Records to process:
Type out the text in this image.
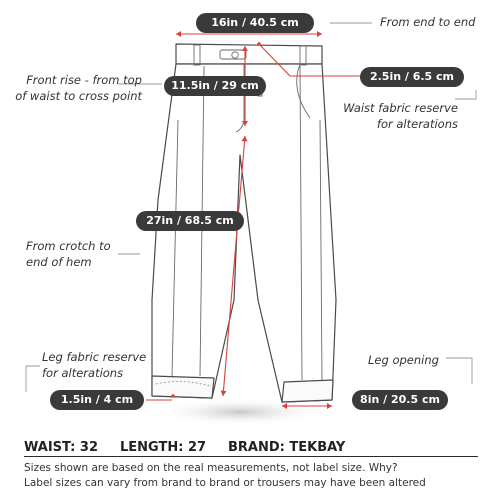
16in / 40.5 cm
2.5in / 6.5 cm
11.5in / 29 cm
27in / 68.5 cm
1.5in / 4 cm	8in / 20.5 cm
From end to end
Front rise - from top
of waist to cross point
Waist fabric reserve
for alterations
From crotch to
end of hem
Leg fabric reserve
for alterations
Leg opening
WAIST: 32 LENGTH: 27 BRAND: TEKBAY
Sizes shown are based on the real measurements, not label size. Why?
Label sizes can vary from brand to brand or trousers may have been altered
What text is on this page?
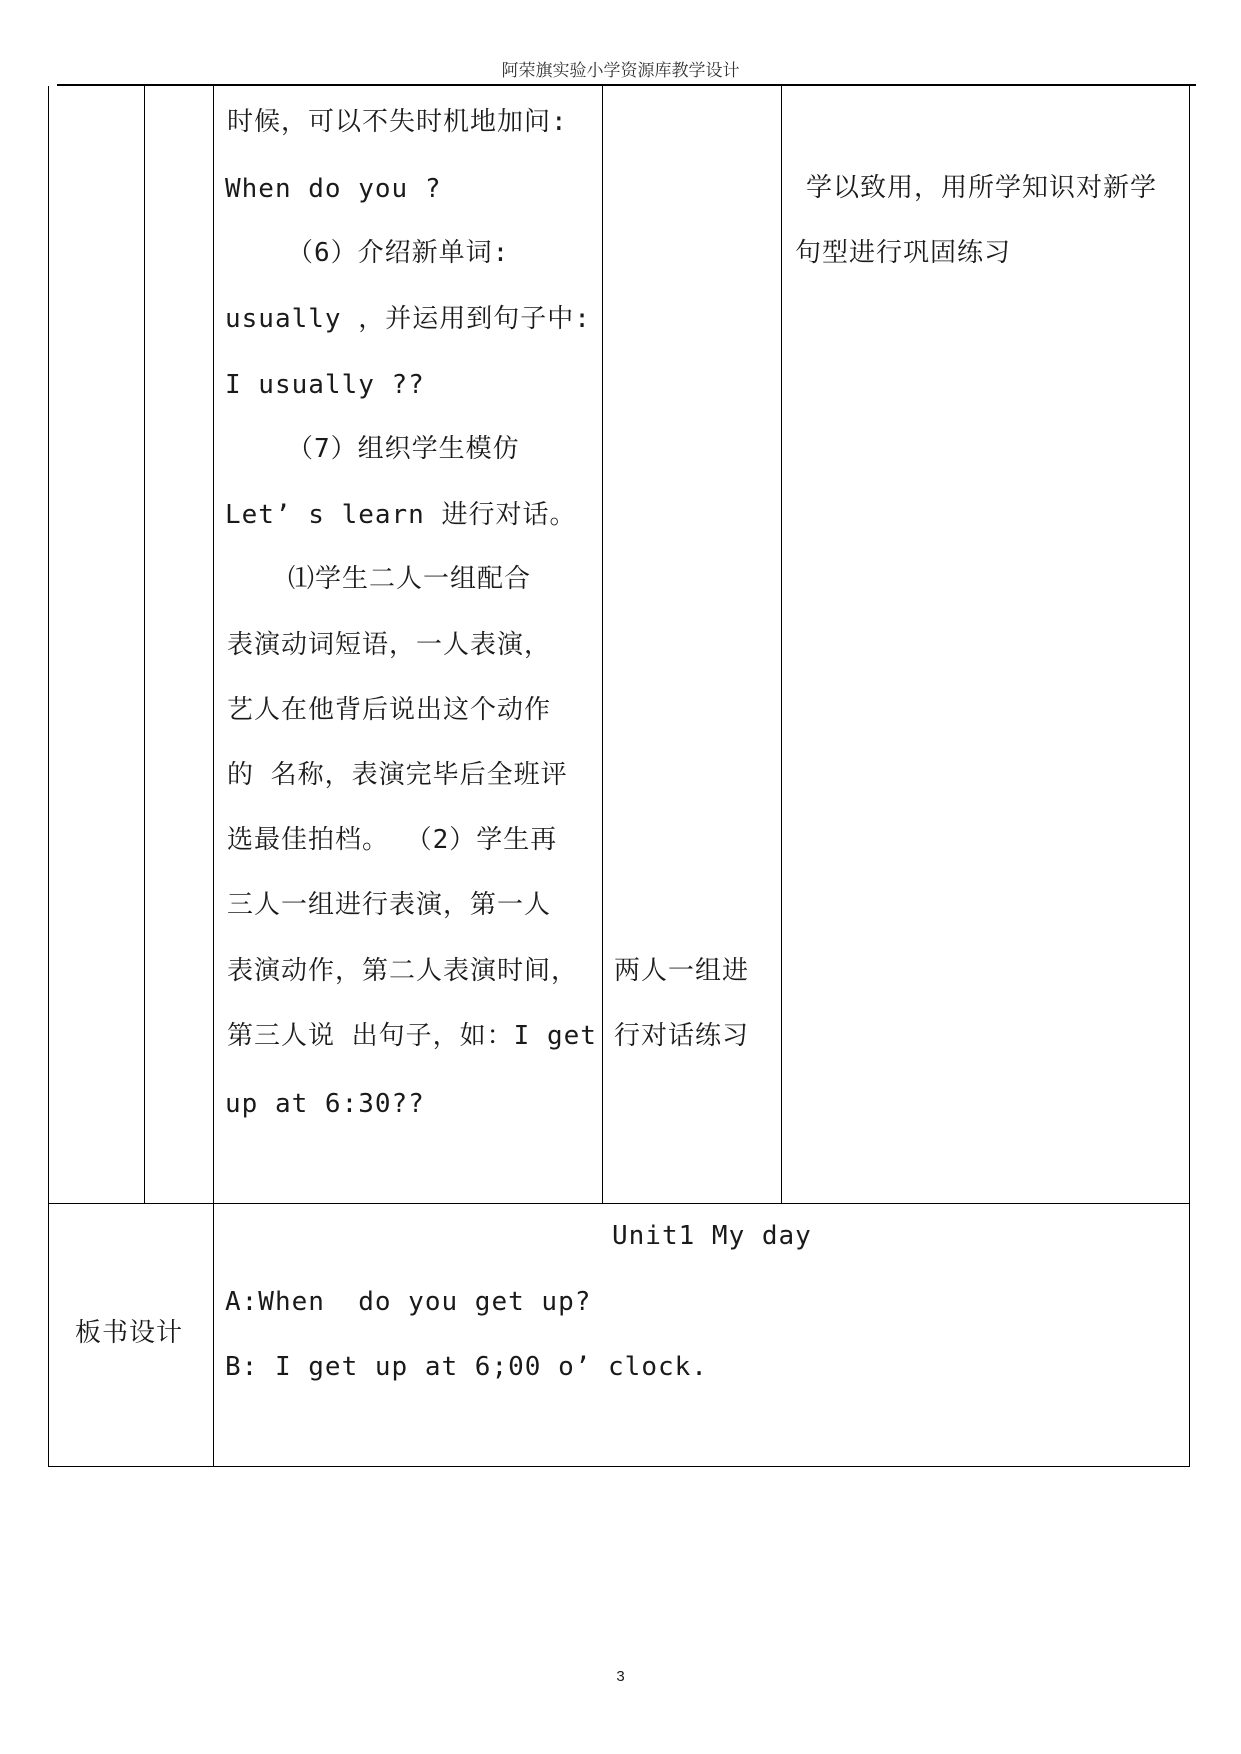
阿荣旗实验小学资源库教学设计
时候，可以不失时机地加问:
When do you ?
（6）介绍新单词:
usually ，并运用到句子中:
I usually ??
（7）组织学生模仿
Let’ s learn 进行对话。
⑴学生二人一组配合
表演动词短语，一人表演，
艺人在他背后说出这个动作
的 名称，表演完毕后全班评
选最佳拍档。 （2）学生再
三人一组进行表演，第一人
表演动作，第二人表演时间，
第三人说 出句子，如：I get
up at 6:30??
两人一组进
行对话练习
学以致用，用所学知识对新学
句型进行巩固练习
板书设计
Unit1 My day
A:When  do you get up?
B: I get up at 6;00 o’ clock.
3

What the task asks: Where a line holds "text", copy it out.

Response to the exercise:
Type out the text in this image.
What text is on this page?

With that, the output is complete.